■ WHAT THE TASK REQUIRES: Comb the records below for the string "HDMI" and copy each line where it turns up.

■ GIVEN ENTRIES:
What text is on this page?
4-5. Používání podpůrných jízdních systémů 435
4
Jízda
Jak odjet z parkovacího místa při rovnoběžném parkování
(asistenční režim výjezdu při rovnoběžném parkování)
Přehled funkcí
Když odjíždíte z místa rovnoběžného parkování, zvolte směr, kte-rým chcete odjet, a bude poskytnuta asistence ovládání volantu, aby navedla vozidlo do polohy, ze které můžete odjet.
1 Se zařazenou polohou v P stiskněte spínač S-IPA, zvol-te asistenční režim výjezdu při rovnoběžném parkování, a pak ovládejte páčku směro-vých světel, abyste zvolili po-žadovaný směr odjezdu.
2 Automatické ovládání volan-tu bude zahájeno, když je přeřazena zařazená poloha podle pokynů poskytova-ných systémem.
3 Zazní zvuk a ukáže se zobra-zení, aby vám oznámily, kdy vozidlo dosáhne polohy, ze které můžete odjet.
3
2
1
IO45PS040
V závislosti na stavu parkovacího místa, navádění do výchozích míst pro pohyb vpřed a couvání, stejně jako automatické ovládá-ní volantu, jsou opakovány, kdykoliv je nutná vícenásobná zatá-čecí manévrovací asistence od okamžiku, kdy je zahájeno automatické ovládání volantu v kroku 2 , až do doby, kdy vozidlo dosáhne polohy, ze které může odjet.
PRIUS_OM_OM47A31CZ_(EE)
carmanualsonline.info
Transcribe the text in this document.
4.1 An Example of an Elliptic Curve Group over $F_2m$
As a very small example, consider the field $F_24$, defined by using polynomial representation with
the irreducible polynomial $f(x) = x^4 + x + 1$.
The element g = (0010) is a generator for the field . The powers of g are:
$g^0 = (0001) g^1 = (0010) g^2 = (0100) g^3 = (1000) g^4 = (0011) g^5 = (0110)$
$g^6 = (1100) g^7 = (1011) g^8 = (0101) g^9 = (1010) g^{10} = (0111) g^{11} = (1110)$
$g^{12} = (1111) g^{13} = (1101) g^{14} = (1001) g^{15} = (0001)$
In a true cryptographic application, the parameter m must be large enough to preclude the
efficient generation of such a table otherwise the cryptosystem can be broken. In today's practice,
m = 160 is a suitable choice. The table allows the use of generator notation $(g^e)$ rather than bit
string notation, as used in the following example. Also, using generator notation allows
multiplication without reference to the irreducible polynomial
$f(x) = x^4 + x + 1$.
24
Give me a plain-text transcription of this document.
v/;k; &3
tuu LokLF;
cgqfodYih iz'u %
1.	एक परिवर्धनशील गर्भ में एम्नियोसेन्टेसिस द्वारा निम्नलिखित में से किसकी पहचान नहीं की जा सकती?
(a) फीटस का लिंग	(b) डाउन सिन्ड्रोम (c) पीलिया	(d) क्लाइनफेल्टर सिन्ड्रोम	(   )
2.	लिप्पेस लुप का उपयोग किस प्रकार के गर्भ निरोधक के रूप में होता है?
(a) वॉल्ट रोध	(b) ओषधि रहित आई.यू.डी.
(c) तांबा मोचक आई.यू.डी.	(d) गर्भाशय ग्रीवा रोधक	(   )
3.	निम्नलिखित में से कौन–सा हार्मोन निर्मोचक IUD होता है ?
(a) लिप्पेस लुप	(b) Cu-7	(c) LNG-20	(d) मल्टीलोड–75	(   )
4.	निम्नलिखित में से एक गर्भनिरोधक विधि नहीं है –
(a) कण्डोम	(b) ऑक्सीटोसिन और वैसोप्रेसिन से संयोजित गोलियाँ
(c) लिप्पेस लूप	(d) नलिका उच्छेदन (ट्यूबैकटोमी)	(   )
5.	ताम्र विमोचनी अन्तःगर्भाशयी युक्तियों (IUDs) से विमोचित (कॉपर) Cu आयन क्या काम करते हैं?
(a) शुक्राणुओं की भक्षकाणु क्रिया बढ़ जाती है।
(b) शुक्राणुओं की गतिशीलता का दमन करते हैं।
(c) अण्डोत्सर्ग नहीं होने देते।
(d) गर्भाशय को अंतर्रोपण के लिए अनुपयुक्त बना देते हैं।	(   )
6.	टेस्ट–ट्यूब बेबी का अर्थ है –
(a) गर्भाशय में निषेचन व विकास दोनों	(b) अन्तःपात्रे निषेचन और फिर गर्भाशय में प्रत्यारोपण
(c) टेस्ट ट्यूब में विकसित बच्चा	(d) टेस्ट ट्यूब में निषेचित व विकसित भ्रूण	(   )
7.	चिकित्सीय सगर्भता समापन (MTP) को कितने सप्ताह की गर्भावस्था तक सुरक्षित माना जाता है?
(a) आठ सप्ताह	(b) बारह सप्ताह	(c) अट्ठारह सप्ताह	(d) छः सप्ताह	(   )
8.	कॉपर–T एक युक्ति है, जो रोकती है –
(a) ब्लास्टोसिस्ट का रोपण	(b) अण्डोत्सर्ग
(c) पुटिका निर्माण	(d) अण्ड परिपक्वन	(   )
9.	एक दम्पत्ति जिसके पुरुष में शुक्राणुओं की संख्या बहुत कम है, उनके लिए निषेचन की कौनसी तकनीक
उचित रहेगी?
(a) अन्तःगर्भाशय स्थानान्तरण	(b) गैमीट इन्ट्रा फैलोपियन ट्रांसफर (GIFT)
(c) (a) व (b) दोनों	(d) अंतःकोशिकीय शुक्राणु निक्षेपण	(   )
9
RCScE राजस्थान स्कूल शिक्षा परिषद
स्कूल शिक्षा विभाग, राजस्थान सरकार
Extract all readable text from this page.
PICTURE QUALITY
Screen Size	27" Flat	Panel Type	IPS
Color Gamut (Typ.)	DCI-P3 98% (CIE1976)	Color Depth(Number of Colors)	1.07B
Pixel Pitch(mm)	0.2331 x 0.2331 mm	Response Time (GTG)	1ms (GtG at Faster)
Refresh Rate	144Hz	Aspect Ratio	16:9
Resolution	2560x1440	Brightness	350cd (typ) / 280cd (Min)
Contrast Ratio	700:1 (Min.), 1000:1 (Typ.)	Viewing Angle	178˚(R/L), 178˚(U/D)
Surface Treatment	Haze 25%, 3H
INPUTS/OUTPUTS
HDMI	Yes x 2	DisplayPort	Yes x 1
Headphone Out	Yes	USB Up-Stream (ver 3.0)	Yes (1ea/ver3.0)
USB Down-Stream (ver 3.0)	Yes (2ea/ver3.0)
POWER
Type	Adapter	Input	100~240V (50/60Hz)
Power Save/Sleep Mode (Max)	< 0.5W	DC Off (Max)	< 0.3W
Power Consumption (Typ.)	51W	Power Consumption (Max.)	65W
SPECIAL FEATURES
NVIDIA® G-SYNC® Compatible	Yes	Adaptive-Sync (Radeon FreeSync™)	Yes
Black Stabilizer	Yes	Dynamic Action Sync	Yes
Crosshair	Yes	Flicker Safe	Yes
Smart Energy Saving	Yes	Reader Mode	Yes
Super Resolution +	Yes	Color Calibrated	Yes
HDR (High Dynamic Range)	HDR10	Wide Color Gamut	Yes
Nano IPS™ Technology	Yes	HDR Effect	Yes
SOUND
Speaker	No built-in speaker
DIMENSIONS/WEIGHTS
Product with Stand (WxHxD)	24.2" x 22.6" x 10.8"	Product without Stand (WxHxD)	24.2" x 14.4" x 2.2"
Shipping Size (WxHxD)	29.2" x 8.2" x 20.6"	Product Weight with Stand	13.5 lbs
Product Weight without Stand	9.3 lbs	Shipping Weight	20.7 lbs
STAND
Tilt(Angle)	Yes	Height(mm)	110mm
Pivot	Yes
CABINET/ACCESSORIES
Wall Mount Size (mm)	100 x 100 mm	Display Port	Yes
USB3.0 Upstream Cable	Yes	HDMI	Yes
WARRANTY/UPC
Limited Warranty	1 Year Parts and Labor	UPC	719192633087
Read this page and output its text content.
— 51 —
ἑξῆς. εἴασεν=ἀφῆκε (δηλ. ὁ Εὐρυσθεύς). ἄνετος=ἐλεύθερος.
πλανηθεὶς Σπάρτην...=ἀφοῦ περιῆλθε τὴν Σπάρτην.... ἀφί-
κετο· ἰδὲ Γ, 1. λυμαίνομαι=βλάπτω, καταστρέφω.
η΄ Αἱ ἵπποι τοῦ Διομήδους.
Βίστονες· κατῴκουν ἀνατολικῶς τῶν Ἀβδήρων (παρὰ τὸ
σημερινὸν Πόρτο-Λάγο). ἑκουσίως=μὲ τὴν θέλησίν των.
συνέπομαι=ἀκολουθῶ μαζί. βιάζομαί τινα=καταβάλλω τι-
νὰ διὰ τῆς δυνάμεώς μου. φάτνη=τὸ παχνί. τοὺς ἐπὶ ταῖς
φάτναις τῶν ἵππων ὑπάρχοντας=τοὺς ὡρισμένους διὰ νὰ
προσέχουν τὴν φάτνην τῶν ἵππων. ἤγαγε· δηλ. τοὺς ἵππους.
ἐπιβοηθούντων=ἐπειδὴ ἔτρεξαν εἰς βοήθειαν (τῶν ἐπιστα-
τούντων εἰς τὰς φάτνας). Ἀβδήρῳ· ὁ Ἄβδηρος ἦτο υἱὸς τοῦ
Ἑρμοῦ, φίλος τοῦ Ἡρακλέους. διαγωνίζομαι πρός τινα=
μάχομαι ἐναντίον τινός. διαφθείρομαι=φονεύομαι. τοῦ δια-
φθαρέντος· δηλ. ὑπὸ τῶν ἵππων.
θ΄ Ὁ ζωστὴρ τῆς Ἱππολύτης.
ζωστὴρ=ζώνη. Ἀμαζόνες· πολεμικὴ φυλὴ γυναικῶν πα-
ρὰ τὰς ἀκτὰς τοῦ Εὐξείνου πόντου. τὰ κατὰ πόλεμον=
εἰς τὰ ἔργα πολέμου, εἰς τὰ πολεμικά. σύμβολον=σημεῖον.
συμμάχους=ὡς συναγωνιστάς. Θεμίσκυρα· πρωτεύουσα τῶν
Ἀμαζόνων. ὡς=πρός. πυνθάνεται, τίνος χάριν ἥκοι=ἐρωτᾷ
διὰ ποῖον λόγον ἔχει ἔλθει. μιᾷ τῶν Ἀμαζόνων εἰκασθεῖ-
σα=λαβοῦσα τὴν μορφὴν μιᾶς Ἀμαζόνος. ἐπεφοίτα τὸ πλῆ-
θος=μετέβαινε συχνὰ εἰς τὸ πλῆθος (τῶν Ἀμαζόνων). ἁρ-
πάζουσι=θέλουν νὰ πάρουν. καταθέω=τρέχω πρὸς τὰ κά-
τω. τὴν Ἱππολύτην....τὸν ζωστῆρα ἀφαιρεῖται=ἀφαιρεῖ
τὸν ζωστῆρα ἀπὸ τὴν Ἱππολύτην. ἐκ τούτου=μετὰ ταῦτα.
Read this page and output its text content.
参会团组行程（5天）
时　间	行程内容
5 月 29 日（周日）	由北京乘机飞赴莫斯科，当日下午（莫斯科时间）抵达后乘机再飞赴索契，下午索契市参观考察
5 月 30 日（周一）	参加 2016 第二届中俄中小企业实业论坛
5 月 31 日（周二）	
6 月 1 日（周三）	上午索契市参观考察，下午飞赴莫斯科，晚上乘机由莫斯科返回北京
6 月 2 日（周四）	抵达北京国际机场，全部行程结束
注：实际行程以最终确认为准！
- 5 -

■ ANSWER BELOW:
HDMI	Yes x 2	DisplayPort	Yes x 1
USB3.0 Upstream Cable	Yes	HDMI	Yes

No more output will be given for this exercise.